Brief A:
In the passage on Boston and Edwin Booth, which kinds of people crowd the boxes when he plays?
Brief B:
Carry the passage on Boston's appreciation of the stage forward from its last sentence.

━━━ Document section ━━━

The
Professor said truly, Boston does really in some sort stand for the brain
of America. Well the brain of America appreciates the stage. It is but a
few months since the culture and distinction of Boston nightly crowded a
small and inferior theatre, to witness the personations of the young genius
who is destined at no distant day to rival the proudest names of the drama.
The most brilliant successes Edwin Booth has yet achieved have been
achieved in Boston; scholars and wits and poets and professors crowd the
boxes when he plays; women of talent write poems in his praise and publish
them in the "Atlantic Monthly"; professors of Harvard College send him
congratulatory letters; artists paint and carve his intellectual beauty;
and fashion follows in the wake of intellect, alike acknowledging his
merits. Boston recognized those merits, too, when they were first presented
to its appreciation; and now that they verge nearer upon maturity, her
appreciation is quickened and her applause redoubled. It cannot be said
that the taste or culture of the nation is indifferent to histrionic
excellence, when absolute excellence is found.

━━━ Records provided ━━━

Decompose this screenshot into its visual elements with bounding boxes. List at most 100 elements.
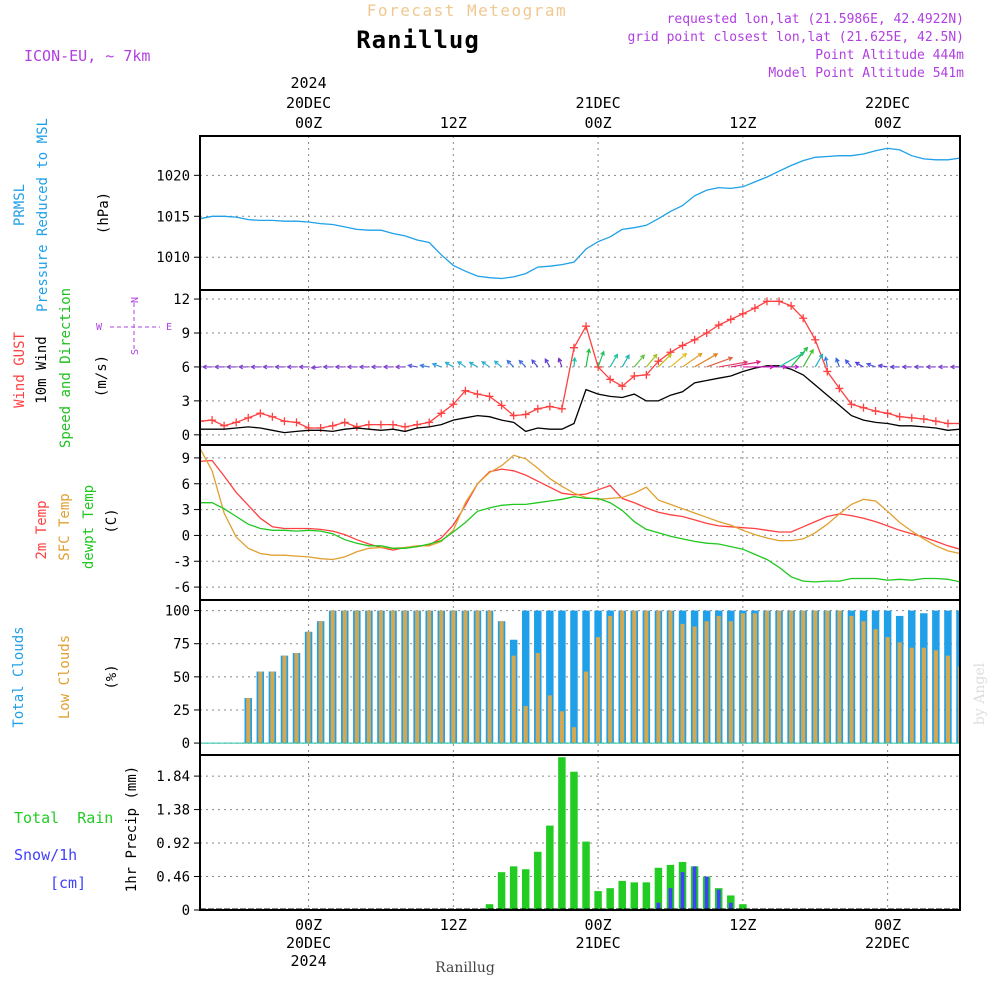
- y-tick-label: 9: [182, 326, 190, 342]
- wind-direction-arrow: [645, 353, 658, 368]
- clouds-axis-labels: Total Clouds Low Clouds (%): [11, 626, 120, 727]
- bar-low-clouds: [632, 610, 637, 744]
- y-tick-label: 0.46: [156, 870, 190, 886]
- gust-point: [943, 419, 952, 428]
- bar-total-rain: [618, 880, 626, 910]
- gust-point: [799, 314, 808, 323]
- bar-snow-1h: [704, 876, 709, 910]
- gust-point: [256, 409, 265, 418]
- snow-label: Snow/1h: [14, 846, 77, 864]
- bar-snow-1h: [668, 888, 673, 910]
- bar-total-clouds: [558, 610, 566, 744]
- info-line-1: requested lon,lat (21.5986E, 42.4922N): [667, 12, 964, 27]
- gust-point: [787, 301, 796, 310]
- gust-point: [750, 304, 759, 313]
- wind-direction-arrow: [310, 365, 321, 370]
- compass-e: E: [166, 322, 172, 333]
- wind-direction-arrow: [790, 346, 809, 368]
- wind-direction-arrow: [334, 364, 345, 370]
- series-line-dewpt-temp: [200, 496, 960, 583]
- wind-direction-arrow: [963, 365, 972, 369]
- gust-point: [702, 328, 711, 337]
- bar-low-clouds: [415, 610, 420, 744]
- wind-direction-arrow: [346, 364, 357, 370]
- bar-low-clouds: [390, 610, 396, 744]
- wind-direction-arrow: [506, 359, 515, 368]
- bar-low-clouds: [294, 652, 299, 744]
- panel-frame-clouds: [199, 599, 961, 756]
- wind-direction-arrow: [493, 360, 502, 368]
- gust-point: [280, 417, 289, 426]
- wind-direction-arrow: [213, 364, 225, 370]
- y-tick-label: 1.84: [156, 769, 190, 785]
- bar-low-clouds: [559, 711, 564, 744]
- bar-low-clouds: [680, 623, 685, 744]
- wind-direction-arrow: [814, 353, 824, 368]
- wind-direction-arrow: [419, 363, 430, 369]
- pressure-axis-labels: PRMSL Pressure Reduced to MSL (hPa): [12, 118, 112, 312]
- bottom-time-label: 22DEC: [865, 934, 910, 952]
- wind-label-4: (m/s): [94, 355, 110, 397]
- bar-low-clouds: [644, 610, 649, 744]
- bar-total-rain: [485, 904, 494, 910]
- wind-direction-arrow: [987, 365, 996, 369]
- bar-low-clouds: [596, 637, 601, 744]
- wind-label-3: Speed and Direction: [58, 288, 74, 448]
- gust-point: [738, 309, 747, 318]
- wind-direction-arrow: [201, 364, 213, 370]
- gust-point: [569, 343, 578, 352]
- wind-direction-arrow: [844, 359, 852, 368]
- series-line-prmsl: [200, 147, 960, 280]
- gust-point: [497, 401, 506, 410]
- y-tick-label: 1020: [156, 168, 190, 184]
- pressure-label-3: (hPa): [96, 192, 112, 234]
- supertitle: Forecast Meteogram: [367, 1, 567, 20]
- bar-low-clouds: [366, 610, 371, 744]
- gust-point: [871, 407, 880, 416]
- bar-low-clouds: [282, 655, 287, 744]
- bar-total-rain: [654, 867, 663, 910]
- wind-direction-arrow: [456, 361, 466, 368]
- bar-snow-1h: [656, 902, 661, 910]
- gust-point: [401, 422, 410, 431]
- pressure-label-2: Pressure Reduced to MSL: [35, 118, 51, 312]
- gust-point: [618, 382, 627, 391]
- bar-low-clouds: [403, 610, 408, 744]
- bottom-time-label: 2024: [291, 952, 327, 970]
- bar-low-clouds: [728, 621, 733, 744]
- clouds-label-1: Total Clouds: [11, 626, 27, 727]
- wind-direction-arrow: [531, 359, 539, 368]
- bar-total-rain: [739, 904, 747, 910]
- compass-n: N: [130, 297, 141, 303]
- rain-label: Total Rain: [14, 809, 113, 827]
- bar-low-clouds: [752, 613, 757, 744]
- gust-point: [220, 421, 229, 430]
- gust-point: [437, 409, 446, 418]
- info-line-4: Model Point Altitude 541m: [768, 66, 964, 81]
- gust-point: [919, 414, 928, 423]
- bottom-time-label: 00Z: [874, 916, 901, 934]
- wind-direction-arrow: [694, 353, 719, 368]
- wind-direction-arrow: [730, 359, 762, 368]
- series-line-wind-gust: [200, 300, 960, 429]
- bar-total-rain: [497, 872, 506, 910]
- wind-direction-arrow: [444, 361, 454, 368]
- bar-low-clouds: [885, 637, 890, 744]
- bar-total-rain: [594, 891, 602, 910]
- wind-direction-arrow: [889, 364, 900, 370]
- y-tick-label: 25: [173, 703, 190, 719]
- bar-low-clouds: [716, 615, 721, 744]
- bar-low-clouds: [439, 610, 444, 744]
- y-tick-label: 50: [173, 670, 190, 686]
- bar-low-clouds: [487, 610, 492, 744]
- wind-direction-arrow: [975, 365, 984, 369]
- wind-direction-arrow: [949, 364, 960, 370]
- gust-point: [413, 420, 422, 429]
- wind-direction-arrow: [431, 362, 442, 368]
- bar-low-clouds: [427, 610, 432, 744]
- location-title: Ranillug: [356, 26, 480, 54]
- panel-frame-temperature: [199, 444, 961, 601]
- top-time-label: 12Z: [729, 114, 756, 132]
- footer-location: Ranillug: [435, 960, 495, 976]
- gust-point: [714, 321, 723, 330]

━━━

Written reply A:
Scholars, wits, poets and professors.

Written reply B:
No other art is yet on such a footing among us. Neither is this because of
our partially developed civilization. It is equally so abroad; where the
nations are oldest and best established in culture, there, too, a similar
state of things exists. No school in painting, no style of sculpture, no
kind of architecture has made such an impression on the age as its music,
as its dramatic music, its opera.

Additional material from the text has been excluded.